### Exercise directions
State how many lines include "Bash", giving the number by itself.

(Records from a collection of figures)
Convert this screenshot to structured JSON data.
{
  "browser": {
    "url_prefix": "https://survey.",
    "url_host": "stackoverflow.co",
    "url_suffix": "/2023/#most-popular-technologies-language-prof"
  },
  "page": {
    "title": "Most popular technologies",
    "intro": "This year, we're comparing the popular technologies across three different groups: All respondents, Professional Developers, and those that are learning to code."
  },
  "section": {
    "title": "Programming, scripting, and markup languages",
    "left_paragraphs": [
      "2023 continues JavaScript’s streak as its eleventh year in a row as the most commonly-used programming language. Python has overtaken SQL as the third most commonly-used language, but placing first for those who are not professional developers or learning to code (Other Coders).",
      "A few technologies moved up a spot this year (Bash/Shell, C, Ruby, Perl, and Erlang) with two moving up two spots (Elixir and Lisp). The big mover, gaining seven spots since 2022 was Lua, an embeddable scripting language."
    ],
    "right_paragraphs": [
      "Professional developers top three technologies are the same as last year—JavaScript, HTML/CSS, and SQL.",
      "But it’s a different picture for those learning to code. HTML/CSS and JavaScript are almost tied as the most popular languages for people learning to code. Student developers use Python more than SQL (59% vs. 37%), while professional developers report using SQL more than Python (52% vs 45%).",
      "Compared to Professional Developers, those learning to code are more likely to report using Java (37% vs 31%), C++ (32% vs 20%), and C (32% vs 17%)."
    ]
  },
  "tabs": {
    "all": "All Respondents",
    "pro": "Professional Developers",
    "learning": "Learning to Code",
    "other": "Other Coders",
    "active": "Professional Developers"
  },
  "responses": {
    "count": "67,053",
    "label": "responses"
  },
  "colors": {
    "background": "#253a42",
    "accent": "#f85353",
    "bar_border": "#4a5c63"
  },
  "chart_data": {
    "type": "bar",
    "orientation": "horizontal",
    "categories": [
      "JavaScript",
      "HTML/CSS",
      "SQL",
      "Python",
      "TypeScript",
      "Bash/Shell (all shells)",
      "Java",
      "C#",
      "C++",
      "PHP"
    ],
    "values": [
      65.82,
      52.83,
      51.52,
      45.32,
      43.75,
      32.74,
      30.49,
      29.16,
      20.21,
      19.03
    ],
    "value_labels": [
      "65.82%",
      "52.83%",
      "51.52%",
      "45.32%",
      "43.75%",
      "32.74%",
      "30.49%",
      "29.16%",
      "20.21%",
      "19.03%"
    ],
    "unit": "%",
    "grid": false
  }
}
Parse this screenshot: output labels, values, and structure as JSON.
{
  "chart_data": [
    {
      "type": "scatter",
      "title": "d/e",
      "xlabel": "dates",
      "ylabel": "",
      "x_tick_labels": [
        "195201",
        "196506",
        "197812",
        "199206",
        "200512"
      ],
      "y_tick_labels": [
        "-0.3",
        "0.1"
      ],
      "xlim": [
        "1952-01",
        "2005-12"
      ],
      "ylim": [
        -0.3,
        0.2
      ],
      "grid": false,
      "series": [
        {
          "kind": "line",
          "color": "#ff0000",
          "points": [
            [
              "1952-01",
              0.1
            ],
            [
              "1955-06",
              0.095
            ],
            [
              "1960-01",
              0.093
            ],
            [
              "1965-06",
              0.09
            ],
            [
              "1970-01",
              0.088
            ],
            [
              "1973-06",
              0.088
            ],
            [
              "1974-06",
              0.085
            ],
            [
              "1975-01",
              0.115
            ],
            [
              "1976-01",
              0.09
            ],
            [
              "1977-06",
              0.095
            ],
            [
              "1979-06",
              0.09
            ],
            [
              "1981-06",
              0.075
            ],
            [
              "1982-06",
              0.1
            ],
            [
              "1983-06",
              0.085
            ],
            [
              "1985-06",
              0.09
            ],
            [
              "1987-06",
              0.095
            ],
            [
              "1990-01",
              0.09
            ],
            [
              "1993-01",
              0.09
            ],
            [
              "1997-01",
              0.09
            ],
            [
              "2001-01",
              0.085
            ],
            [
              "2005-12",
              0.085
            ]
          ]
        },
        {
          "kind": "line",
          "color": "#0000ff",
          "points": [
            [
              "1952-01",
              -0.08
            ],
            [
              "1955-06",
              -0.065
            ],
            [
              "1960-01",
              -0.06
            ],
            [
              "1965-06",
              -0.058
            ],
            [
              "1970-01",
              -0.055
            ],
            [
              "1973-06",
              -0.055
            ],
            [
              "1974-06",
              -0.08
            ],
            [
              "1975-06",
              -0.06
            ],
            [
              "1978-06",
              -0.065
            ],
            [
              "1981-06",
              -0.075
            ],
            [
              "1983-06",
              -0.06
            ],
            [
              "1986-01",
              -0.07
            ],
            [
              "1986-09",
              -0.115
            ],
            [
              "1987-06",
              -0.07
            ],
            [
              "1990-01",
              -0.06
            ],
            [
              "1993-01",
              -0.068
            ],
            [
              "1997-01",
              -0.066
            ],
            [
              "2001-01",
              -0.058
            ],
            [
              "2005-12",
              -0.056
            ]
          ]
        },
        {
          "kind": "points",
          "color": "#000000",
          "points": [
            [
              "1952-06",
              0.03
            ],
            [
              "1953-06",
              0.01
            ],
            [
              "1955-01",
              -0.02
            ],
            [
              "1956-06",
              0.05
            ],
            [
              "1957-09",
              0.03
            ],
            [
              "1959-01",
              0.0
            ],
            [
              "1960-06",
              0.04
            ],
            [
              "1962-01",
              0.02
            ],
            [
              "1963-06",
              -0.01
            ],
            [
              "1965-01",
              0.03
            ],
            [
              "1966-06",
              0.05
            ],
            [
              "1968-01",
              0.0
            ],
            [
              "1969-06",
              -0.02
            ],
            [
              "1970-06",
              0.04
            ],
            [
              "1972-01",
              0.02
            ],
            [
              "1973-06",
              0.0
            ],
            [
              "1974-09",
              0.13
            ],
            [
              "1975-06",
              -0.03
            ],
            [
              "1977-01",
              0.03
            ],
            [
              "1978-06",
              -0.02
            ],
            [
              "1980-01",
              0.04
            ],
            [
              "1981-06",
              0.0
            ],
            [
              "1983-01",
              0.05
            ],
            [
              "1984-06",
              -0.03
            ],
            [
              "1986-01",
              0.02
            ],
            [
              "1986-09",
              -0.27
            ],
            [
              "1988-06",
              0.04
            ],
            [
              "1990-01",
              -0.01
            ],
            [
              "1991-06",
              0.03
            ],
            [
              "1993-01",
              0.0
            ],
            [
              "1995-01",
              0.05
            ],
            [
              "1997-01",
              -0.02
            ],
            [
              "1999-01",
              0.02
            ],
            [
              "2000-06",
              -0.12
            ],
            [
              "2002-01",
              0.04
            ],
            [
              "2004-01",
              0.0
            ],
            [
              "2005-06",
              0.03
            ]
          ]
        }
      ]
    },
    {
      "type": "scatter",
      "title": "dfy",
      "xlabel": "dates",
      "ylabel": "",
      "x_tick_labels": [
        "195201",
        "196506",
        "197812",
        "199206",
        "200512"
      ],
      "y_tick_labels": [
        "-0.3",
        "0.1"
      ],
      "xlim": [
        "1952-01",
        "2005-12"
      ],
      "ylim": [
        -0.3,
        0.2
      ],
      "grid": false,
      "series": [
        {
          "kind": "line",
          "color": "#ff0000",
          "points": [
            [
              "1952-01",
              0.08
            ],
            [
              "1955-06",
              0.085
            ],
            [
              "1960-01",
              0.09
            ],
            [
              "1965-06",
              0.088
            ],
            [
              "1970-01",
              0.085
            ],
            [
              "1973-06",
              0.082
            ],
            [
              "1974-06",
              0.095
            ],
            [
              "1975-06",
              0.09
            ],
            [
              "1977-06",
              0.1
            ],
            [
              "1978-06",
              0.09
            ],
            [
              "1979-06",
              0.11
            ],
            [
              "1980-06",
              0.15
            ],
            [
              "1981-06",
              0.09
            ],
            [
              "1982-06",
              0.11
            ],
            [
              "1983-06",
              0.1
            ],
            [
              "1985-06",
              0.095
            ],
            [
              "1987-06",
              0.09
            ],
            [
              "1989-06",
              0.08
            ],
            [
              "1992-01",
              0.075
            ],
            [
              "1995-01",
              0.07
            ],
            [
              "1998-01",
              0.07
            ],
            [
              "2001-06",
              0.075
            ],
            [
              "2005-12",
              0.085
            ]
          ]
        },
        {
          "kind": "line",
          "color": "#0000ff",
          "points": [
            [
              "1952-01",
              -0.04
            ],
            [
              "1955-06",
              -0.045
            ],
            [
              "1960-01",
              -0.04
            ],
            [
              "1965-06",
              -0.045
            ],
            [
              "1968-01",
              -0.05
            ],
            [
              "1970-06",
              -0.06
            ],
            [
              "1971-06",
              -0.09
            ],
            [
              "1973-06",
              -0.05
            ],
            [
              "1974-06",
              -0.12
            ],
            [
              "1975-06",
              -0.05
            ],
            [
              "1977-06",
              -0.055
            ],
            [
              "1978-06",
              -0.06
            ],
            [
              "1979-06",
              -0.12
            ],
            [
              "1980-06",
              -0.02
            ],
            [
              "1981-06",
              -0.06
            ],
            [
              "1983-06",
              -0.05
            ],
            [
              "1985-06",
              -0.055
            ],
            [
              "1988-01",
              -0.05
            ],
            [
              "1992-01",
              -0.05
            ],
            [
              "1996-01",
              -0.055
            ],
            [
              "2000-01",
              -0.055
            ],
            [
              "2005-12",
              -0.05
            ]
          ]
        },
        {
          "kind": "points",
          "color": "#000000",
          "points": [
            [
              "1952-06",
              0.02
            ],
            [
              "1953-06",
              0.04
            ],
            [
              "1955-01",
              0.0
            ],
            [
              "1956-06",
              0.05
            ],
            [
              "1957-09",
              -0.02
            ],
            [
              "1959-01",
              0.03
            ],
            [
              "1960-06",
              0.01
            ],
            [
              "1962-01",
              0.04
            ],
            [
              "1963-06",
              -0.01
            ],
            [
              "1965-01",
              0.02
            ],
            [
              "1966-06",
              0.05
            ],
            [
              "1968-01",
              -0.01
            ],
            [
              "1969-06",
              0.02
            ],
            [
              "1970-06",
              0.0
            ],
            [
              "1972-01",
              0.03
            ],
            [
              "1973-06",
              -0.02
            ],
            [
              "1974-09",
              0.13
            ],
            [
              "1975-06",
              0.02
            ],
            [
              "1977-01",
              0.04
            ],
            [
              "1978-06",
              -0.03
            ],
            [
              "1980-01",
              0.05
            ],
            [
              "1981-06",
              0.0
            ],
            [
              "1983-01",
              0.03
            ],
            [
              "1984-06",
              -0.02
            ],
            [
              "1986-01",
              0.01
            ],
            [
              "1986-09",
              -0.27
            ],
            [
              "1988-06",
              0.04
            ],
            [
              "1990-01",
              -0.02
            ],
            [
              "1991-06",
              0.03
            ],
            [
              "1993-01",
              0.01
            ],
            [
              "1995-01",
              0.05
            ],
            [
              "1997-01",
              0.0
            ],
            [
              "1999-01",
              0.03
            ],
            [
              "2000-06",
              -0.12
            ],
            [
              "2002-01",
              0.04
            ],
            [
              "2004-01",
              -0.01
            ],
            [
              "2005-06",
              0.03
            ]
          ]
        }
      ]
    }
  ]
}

### Solved problem
2